- WORK TO COMPLETE -
Each line in the records that mentions the word "anos" needs to be listed.

=====

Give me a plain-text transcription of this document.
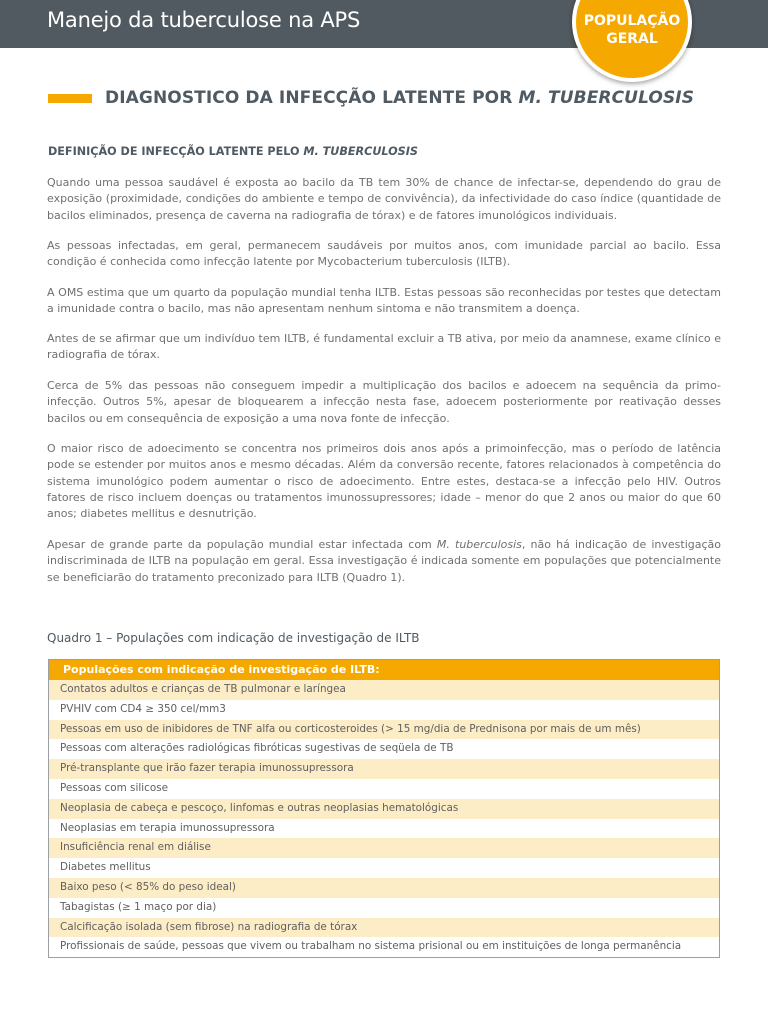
Manejo da tuberculose na APS	POPULAÇÃO
GERAL
DIAGNOSTICO DA INFECÇÃO LATENTE POR M. TUBERCULOSIS
DEFINIÇÃO DE INFECÇÃO LATENTE PELO M. TUBERCULOSIS
Quando uma pessoa saudável é exposta ao bacilo da TB tem 30% de chance de infectar-se, dependendo do grau de exposição (proximidade, condições do ambiente e tempo de convivência), da infectividade do caso índice (quantidade de bacilos eliminados, presença de caverna na radiografia de tórax) e de fatores imunológicos individuais.
As pessoas infectadas, em geral, permanecem saudáveis por muitos anos, com imunidade parcial ao bacilo. Essa condição é conhecida como infecção latente por Mycobacterium tuberculosis (ILTB).
A OMS estima que um quarto da população mundial tenha ILTB. Estas pessoas são reconhecidas por testes que detectam a imunidade contra o bacilo, mas não apresentam nenhum sintoma e não transmitem a doença.
Antes de se afirmar que um indivíduo tem ILTB, é fundamental excluir a TB ativa, por meio da anamnese, exame clínico e radiografia de tórax.
Cerca de 5% das pessoas não conseguem impedir a multiplicação dos bacilos e adoecem na sequência da primo-infecção. Outros 5%, apesar de bloquearem a infecção nesta fase, adoecem posteriormente por reativação desses bacilos ou em consequência de exposição a uma nova fonte de infecção.
O maior risco de adoecimento se concentra nos primeiros dois anos após a primoinfecção, mas o período de latência pode se estender por muitos anos e mesmo décadas. Além da conversão recente, fatores relacionados à competência do sistema imunológico podem aumentar o risco de adoecimento. Entre estes, destaca-se a infecção pelo HIV. Outros fatores de risco incluem doenças ou tratamentos imunossupressores; idade – menor do que 2 anos ou maior do que 60 anos; diabetes mellitus e desnutrição.
Apesar de grande parte da população mundial estar infectada com M. tuberculosis, não há indicação de investigação indiscriminada de ILTB na população em geral. Essa investigação é indicada somente em populações que potencialmente se beneficiarão do tratamento preconizado para ILTB (Quadro 1).
Quadro 1 – Populações com indicação de investigação de ILTB
Populações com indicação de investigação de ILTB:
Contatos adultos e crianças de TB pulmonar e laríngea
PVHIV com CD4 ≥ 350 cel/mm3
Pessoas em uso de inibidores de TNF alfa ou corticosteroides (> 15 mg/dia de Prednisona por mais de um mês)
Pessoas com alterações radiológicas fibróticas sugestivas de seqüela de TB
Pré-transplante que irão fazer terapia imunossupressora
Pessoas com silicose
Neoplasia de cabeça e pescoço, linfomas e outras neoplasias hematológicas
Neoplasias em terapia imunossupressora
Insuficiência renal em diálise
Diabetes mellitus
Baixo peso (< 85% do peso ideal)
Tabagistas (≥ 1 maço por dia)
Calcificação isolada (sem fibrose) na radiografia de tórax
Profissionais de saúde, pessoas que vivem ou trabalham no sistema prisional ou em instituições de longa permanência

=====

- WRITTEN RESPONSE -
As pessoas infectadas, em geral, permanecem saudáveis por muitos anos, com imunidade parcial ao bacilo. Essa condição é conhecida como infecção latente por Mycobacterium tuberculosis (ILTB).
O maior risco de adoecimento se concentra nos primeiros dois anos após a primoinfecção, mas o período de latência pode se estender por muitos anos e mesmo décadas. Além da conversão recente, fatores relacionados à competência do sistema imunológico podem aumentar o risco de adoecimento. Entre estes, destaca-se a infecção pelo HIV. Outros fatores de risco incluem doenças ou tratamentos imunossupressores; idade – menor do que 2 anos ou maior do que 60 anos; diabetes mellitus e desnutrição.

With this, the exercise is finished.